Problem to solve: Would you please restate every record exactly as written?

*** Opening Stored data ***

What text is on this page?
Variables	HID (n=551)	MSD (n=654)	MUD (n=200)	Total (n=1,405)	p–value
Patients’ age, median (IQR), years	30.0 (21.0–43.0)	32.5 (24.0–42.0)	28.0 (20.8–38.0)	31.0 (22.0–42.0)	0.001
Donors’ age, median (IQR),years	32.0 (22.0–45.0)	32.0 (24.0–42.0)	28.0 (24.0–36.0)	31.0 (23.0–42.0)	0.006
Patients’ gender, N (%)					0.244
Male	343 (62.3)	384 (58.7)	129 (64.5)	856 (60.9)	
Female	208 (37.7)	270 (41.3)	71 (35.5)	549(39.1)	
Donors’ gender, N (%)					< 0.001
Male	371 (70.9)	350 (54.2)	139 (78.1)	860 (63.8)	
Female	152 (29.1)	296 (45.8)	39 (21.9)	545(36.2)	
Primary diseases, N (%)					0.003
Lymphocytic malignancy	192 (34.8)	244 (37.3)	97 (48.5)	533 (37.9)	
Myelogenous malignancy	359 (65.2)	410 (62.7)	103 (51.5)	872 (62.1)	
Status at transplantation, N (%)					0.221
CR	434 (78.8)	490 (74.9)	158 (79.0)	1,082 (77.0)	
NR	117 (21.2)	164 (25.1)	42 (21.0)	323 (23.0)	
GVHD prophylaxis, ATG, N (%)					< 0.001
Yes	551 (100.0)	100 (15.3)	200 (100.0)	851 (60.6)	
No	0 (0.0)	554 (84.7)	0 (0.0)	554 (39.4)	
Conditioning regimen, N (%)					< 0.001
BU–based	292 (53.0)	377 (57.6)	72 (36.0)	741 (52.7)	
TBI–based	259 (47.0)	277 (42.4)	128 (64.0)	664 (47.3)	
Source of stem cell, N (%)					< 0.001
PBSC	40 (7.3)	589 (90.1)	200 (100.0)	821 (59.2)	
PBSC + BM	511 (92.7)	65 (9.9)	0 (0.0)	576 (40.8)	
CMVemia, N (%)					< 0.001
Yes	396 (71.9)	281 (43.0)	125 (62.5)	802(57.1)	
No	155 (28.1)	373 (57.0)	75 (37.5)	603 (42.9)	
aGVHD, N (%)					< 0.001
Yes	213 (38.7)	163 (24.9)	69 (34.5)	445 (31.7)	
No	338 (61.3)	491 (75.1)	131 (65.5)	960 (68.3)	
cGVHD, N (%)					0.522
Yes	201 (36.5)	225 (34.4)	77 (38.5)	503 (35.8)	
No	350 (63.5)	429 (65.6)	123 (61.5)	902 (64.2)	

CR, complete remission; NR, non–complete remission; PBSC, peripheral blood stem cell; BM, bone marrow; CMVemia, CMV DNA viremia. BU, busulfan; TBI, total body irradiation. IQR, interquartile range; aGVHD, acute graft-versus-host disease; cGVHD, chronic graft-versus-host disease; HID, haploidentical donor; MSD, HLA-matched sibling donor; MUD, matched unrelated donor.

*** Closing Stored data ***

Task output:
What text is on this page?
Variables	HID (n=551)	MSD (n=654)	MUD (n=200)	Total (n=1,405)	p–value
Patients’ age, median (IQR), years	30.0 (21.0–43.0)	32.5 (24.0–42.0)	28.0 (20.8–38.0)	31.0 (22.0–42.0)	0.001
Donors’ age, median (IQR),years	32.0 (22.0–45.0)	32.0 (24.0–42.0)	28.0 (24.0–36.0)	31.0 (23.0–42.0)	0.006
Patients’ gender, N (%)					0.244
Male	343 (62.3)	384 (58.7)	129 (64.5)	856 (60.9)	
Female	208 (37.7)	270 (41.3)	71 (35.5)	549(39.1)	
Donors’ gender, N (%)					< 0.001
Male	371 (70.9)	350 (54.2)	139 (78.1)	860 (63.8)	
Female	152 (29.1)	296 (45.8)	39 (21.9)	545(36.2)	
Primary diseases, N (%)					0.003
Lymphocytic malignancy	192 (34.8)	244 (37.3)	97 (48.5)	533 (37.9)	
Myelogenous malignancy	359 (65.2)	410 (62.7)	103 (51.5)	872 (62.1)	
Status at transplantation, N (%)					0.221
CR	434 (78.8)	490 (74.9)	158 (79.0)	1,082 (77.0)	
NR	117 (21.2)	164 (25.1)	42 (21.0)	323 (23.0)	
GVHD prophylaxis, ATG, N (%)					< 0.001
Yes	551 (100.0)	100 (15.3)	200 (100.0)	851 (60.6)	
No	0 (0.0)	554 (84.7)	0 (0.0)	554 (39.4)	
Conditioning regimen, N (%)					< 0.001
BU–based	292 (53.0)	377 (57.6)	72 (36.0)	741 (52.7)	
TBI–based	259 (47.0)	277 (42.4)	128 (64.0)	664 (47.3)	
Source of stem cell, N (%)					< 0.001
PBSC	40 (7.3)	589 (90.1)	200 (100.0)	821 (59.2)	
PBSC + BM	511 (92.7)	65 (9.9)	0 (0.0)	576 (40.8)	
CMVemia, N (%)					< 0.001
Yes	396 (71.9)	281 (43.0)	125 (62.5)	802(57.1)	
No	155 (28.1)	373 (57.0)	75 (37.5)	603 (42.9)	
aGVHD, N (%)					< 0.001
Yes	213 (38.7)	163 (24.9)	69 (34.5)	445 (31.7)	
No	338 (61.3)	491 (75.1)	131 (65.5)	960 (68.3)	
cGVHD, N (%)					0.522
Yes	201 (36.5)	225 (34.4)	77 (38.5)	503 (35.8)	
No	350 (63.5)	429 (65.6)	123 (61.5)	902 (64.2)	

CR, complete remission; NR, non–complete remission; PBSC, peripheral blood stem cell; BM, bone marrow; CMVemia, CMV DNA viremia. BU, busulfan; TBI, total body irradiation. IQR, interquartile range; aGVHD, acute graft-versus-host disease; cGVHD, chronic graft-versus-host disease; HID, haploidentical donor; MSD, HLA-matched sibling donor; MUD, matched unrelated donor.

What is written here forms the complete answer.